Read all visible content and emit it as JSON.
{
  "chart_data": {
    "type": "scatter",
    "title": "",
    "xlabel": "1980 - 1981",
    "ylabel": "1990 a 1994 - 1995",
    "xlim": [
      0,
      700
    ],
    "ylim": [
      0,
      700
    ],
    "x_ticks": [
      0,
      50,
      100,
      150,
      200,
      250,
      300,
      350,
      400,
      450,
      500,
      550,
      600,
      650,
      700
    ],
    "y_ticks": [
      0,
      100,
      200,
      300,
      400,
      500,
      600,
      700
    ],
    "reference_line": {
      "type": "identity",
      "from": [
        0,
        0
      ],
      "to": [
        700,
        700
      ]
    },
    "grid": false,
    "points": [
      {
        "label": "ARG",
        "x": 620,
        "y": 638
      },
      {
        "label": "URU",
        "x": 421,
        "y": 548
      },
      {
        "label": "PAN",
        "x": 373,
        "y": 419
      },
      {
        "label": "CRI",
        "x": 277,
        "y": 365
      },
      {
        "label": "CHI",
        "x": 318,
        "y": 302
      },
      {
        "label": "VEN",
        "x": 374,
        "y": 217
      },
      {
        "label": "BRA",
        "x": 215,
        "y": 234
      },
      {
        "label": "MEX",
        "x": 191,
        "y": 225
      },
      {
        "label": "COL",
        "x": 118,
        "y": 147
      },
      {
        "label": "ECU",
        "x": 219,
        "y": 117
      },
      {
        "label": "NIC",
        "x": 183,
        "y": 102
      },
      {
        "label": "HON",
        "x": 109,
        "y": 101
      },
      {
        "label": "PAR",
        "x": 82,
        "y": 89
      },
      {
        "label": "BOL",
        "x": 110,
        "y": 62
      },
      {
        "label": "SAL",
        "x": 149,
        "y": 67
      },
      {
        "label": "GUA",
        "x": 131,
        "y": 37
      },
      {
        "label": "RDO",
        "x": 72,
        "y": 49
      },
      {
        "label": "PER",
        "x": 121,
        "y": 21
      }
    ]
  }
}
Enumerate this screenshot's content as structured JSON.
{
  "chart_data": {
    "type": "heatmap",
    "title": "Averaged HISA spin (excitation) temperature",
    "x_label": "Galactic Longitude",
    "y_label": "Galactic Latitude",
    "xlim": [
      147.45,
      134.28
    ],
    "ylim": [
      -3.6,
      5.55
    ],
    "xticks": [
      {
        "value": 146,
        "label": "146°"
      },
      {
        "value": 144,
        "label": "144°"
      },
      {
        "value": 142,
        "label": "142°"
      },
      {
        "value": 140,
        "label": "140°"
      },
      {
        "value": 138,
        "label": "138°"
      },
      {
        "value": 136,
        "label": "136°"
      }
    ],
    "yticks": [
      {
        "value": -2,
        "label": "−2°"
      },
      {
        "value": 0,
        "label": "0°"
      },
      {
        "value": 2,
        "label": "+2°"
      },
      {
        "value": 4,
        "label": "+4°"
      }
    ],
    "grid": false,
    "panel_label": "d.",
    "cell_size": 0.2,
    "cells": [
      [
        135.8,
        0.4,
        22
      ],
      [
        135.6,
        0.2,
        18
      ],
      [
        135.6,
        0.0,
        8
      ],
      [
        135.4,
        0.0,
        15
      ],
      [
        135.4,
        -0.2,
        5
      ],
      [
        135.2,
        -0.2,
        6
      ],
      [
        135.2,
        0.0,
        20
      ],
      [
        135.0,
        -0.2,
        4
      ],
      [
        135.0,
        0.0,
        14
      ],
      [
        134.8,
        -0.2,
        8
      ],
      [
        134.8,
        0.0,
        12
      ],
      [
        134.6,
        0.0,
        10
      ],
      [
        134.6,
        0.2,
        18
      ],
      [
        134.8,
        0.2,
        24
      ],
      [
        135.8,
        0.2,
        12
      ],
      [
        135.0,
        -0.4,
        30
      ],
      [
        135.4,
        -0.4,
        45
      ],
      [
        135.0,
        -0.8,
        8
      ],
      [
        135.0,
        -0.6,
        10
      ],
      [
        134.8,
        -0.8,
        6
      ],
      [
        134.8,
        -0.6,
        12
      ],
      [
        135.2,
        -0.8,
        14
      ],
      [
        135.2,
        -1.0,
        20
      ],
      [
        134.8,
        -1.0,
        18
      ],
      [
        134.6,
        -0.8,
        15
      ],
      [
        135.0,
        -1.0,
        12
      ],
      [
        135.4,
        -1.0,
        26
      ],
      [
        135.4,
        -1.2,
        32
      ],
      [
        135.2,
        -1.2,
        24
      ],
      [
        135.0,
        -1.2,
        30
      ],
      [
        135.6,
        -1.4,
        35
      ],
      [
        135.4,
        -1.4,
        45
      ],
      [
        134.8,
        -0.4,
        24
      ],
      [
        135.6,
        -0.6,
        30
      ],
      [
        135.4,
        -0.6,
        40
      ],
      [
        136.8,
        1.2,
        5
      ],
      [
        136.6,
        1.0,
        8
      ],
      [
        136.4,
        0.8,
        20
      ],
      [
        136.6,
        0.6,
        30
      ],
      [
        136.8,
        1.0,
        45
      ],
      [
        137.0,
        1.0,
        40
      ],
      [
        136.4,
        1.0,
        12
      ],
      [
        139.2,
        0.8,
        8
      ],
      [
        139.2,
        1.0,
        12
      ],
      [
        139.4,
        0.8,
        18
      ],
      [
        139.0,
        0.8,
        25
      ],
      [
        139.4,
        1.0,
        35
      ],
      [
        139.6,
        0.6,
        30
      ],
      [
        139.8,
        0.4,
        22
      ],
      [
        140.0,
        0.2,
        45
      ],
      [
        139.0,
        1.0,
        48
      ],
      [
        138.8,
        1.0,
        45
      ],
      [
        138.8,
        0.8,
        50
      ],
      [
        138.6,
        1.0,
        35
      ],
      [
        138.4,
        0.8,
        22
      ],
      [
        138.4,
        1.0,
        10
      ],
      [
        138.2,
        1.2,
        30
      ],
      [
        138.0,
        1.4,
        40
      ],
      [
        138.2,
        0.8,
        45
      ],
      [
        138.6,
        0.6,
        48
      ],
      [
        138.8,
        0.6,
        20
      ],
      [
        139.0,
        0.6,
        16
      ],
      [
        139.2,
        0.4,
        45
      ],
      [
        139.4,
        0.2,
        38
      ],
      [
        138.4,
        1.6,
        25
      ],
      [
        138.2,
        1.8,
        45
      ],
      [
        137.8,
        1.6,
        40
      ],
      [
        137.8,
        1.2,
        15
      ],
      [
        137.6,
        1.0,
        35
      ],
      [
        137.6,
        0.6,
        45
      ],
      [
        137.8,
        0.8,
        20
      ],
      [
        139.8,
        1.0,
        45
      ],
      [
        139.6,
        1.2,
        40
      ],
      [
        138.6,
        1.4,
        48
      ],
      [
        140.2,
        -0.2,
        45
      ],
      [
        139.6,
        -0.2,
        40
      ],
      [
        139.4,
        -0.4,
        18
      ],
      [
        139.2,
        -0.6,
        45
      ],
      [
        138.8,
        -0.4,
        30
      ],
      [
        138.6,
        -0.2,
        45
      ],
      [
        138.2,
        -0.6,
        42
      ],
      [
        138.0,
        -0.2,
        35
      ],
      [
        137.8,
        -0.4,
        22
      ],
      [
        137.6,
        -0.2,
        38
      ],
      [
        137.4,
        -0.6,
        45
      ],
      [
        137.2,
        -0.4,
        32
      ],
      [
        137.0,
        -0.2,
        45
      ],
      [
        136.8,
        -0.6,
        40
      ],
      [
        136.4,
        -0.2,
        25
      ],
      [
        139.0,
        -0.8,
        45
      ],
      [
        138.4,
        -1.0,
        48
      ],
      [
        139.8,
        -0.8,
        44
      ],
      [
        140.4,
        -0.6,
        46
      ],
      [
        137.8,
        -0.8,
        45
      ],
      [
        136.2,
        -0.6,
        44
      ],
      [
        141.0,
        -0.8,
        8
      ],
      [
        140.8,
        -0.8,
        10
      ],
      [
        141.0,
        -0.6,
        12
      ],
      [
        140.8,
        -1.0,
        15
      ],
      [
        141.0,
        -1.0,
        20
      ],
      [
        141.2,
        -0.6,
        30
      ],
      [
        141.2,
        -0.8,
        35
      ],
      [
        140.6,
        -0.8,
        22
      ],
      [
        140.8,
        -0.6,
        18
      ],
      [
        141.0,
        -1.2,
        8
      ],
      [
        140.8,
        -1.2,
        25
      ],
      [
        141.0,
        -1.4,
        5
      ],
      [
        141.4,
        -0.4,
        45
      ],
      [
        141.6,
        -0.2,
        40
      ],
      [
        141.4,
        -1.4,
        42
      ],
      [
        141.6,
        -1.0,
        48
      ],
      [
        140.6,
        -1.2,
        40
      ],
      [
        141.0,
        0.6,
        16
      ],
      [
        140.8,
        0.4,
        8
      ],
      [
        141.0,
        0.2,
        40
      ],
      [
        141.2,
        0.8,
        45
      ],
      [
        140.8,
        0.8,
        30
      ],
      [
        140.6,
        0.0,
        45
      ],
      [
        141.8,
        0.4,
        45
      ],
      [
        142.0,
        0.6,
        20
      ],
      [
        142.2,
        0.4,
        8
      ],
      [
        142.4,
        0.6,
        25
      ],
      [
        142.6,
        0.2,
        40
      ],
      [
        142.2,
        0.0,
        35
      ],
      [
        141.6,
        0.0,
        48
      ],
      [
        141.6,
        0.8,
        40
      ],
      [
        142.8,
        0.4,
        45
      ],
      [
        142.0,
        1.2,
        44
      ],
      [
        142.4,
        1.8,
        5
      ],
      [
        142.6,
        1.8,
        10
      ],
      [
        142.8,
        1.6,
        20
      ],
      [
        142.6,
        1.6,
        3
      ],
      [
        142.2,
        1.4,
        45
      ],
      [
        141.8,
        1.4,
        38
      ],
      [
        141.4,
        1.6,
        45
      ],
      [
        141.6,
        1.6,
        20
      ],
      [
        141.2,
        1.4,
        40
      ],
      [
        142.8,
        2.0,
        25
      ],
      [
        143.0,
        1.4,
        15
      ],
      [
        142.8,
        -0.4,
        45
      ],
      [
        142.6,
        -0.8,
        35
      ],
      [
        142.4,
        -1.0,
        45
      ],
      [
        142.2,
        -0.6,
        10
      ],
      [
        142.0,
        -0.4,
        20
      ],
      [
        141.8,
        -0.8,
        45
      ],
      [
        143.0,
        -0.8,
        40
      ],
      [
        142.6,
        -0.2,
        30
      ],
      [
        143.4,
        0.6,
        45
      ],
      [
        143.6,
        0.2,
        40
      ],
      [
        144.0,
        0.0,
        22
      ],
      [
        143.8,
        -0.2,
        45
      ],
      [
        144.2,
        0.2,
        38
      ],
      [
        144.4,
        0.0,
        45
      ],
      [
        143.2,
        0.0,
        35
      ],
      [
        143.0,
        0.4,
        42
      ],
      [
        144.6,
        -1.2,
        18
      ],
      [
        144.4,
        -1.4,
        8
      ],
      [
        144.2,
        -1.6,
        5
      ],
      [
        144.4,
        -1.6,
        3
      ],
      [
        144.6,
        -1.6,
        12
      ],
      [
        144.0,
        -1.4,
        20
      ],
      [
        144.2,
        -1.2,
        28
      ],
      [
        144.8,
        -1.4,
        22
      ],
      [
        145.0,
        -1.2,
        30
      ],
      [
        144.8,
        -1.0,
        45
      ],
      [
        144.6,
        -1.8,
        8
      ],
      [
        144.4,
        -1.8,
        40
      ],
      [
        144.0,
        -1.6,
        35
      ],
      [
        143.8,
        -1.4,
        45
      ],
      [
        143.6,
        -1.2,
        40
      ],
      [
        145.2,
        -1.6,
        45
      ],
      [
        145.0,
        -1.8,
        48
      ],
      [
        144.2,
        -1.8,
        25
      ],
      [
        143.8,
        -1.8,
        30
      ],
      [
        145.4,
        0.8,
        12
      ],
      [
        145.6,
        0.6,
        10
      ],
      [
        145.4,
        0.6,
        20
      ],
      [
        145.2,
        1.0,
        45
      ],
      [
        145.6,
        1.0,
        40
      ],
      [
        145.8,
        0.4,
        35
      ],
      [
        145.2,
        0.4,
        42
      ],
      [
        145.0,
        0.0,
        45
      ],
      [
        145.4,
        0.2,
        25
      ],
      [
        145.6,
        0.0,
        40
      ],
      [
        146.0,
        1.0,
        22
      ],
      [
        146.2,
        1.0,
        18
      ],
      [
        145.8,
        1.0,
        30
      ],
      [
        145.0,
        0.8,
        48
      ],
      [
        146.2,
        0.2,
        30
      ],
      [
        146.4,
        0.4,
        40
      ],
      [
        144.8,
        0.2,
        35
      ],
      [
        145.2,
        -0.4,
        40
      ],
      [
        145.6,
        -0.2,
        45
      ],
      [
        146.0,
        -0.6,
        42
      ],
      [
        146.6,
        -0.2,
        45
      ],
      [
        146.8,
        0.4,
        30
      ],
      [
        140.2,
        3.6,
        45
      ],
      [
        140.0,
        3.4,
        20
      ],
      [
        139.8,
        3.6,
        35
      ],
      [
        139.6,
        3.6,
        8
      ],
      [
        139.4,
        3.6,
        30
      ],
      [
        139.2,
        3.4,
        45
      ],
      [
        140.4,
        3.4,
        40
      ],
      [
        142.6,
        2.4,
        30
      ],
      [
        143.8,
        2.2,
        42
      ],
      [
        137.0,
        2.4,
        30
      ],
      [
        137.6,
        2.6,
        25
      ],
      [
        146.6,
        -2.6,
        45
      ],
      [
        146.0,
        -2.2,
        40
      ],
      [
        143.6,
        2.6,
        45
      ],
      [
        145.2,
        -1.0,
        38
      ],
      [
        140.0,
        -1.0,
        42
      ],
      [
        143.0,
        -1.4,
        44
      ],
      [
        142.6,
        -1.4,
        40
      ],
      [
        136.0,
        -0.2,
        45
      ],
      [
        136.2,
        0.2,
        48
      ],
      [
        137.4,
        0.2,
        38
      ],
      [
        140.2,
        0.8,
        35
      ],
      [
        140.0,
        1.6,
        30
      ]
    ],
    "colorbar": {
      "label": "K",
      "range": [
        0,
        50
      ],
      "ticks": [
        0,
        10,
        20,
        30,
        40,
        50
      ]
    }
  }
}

=====

EXERCISE INSTRUCTIONS ::
Show each line of the listing that holds the string "type".

REPLY ::
    "type": "scatter",
      "type": "identity",
    "type": "heatmap",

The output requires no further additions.